Collection entries
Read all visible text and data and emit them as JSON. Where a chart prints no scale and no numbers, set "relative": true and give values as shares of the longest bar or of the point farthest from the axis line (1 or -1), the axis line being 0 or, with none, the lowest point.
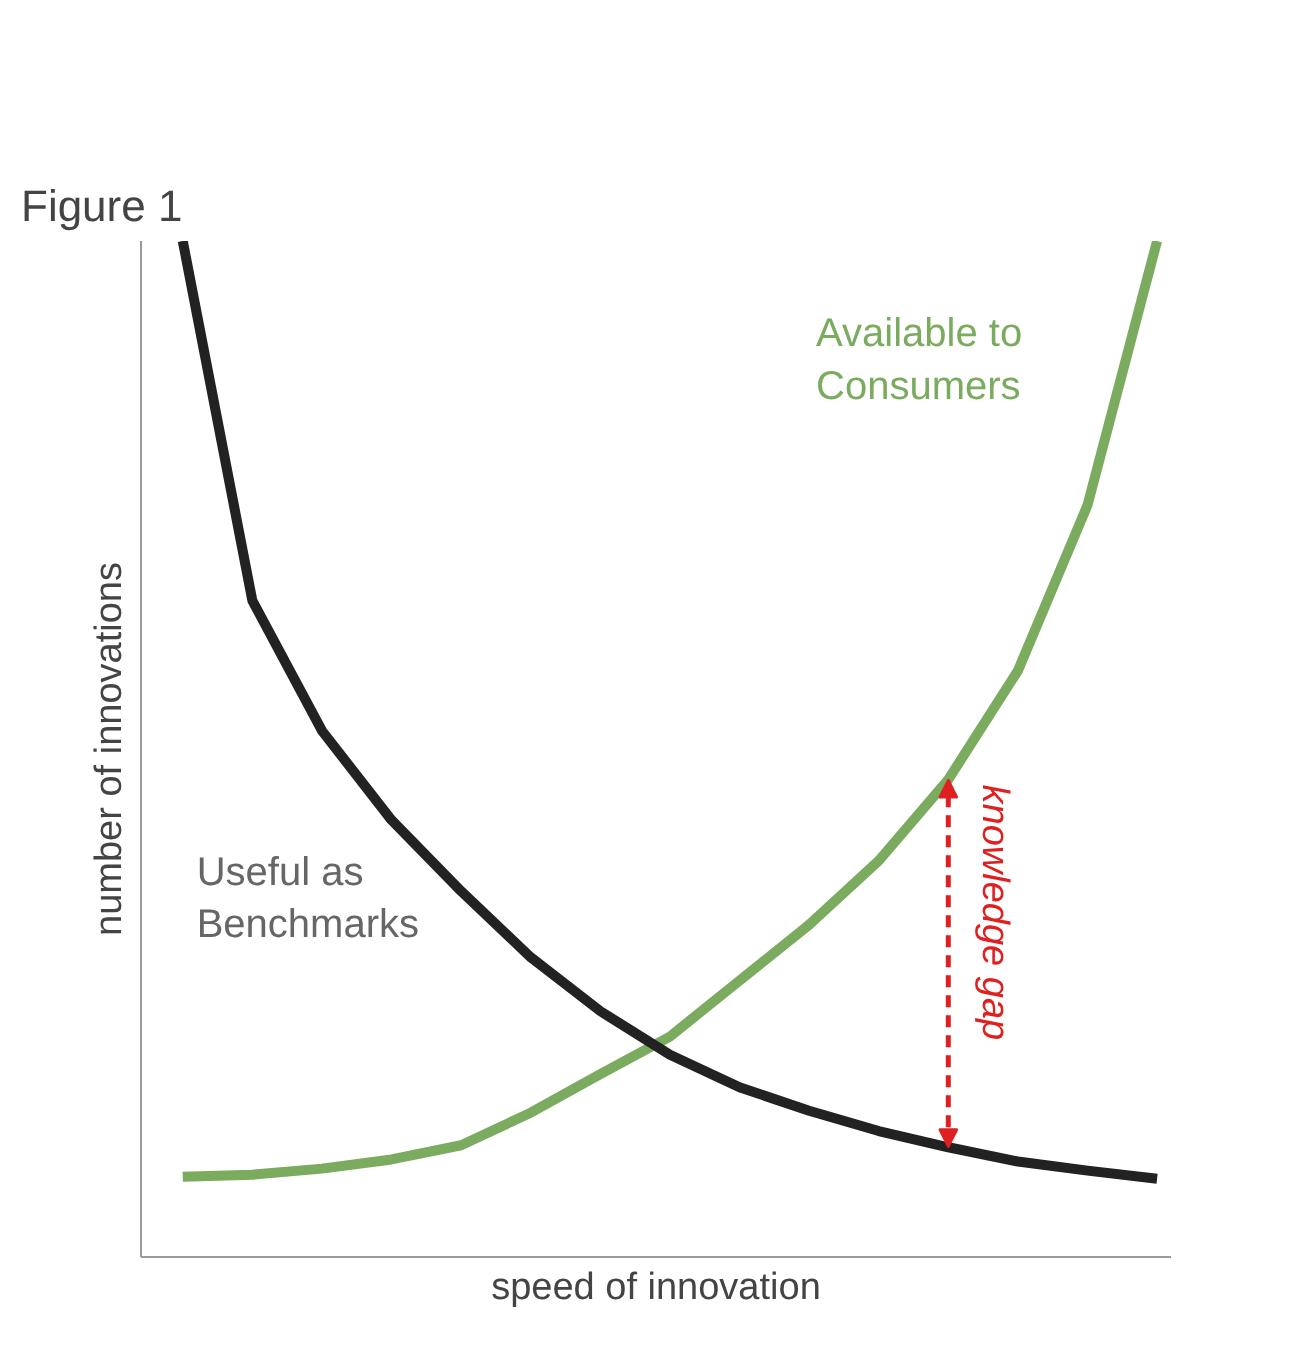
{
  "chart_data": {
    "type": "line",
    "relative": true,
    "title": "Figure 1",
    "xlabel": "speed of innovation",
    "ylabel": "number of innovations",
    "categories": [
      null,
      null,
      null,
      null,
      null,
      null,
      null,
      null,
      null,
      null,
      null,
      null,
      null,
      null,
      null
    ],
    "series": [
      {
        "name": "Available to Consumers",
        "color": "#7aab5f",
        "values": [
          0.079,
          0.081,
          0.087,
          0.096,
          0.11,
          0.142,
          0.18,
          0.217,
          0.272,
          0.327,
          0.39,
          0.47,
          0.577,
          0.74,
          1.0
        ]
      },
      {
        "name": "Useful as Benchmarks",
        "color": "#222222",
        "values": [
          1.0,
          0.646,
          0.518,
          0.43,
          0.36,
          0.295,
          0.242,
          0.199,
          0.167,
          0.144,
          0.124,
          0.108,
          0.094,
          0.085,
          0.077
        ]
      }
    ],
    "annotations": [
      "knowledge gap"
    ],
    "tick_labels": false,
    "marker": "none",
    "line_style": "solid"
  }
}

§ **GIVEN REQUEST**:
Please set down each line of the data above exactly as written, without the pictures.

§ **TASK RESULT**:
Read all visible text and data and emit them as JSON. Where a chart prints no scale and no numbers, set "relative": true and give values as shares of the longest bar or of the point farthest from the axis line (1 or -1), the axis line being 0 or, with none, the lowest point.
{
  "chart_data": {
    "type": "line",
    "relative": true,
    "title": "Figure 1",
    "xlabel": "speed of innovation",
    "ylabel": "number of innovations",
    "categories": [
      null,
      null,
      null,
      null,
      null,
      null,
      null,
      null,
      null,
      null,
      null,
      null,
      null,
      null,
      null
    ],
    "series": [
      {
        "name": "Available to Consumers",
        "color": "#7aab5f",
        "values": [
          0.079,
          0.081,
          0.087,
          0.096,
          0.11,
          0.142,
          0.18,
          0.217,
          0.272,
          0.327,
          0.39,
          0.47,
          0.577,
          0.74,
          1.0
        ]
      },
      {
        "name": "Useful as Benchmarks",
        "color": "#222222",
        "values": [
          1.0,
          0.646,
          0.518,
          0.43,
          0.36,
          0.295,
          0.242,
          0.199,
          0.167,
          0.144,
          0.124,
          0.108,
          0.094,
          0.085,
          0.077
        ]
      }
    ],
    "annotations": [
      "knowledge gap"
    ],
    "tick_labels": false,
    "marker": "none",
    "line_style": "solid"
  }
}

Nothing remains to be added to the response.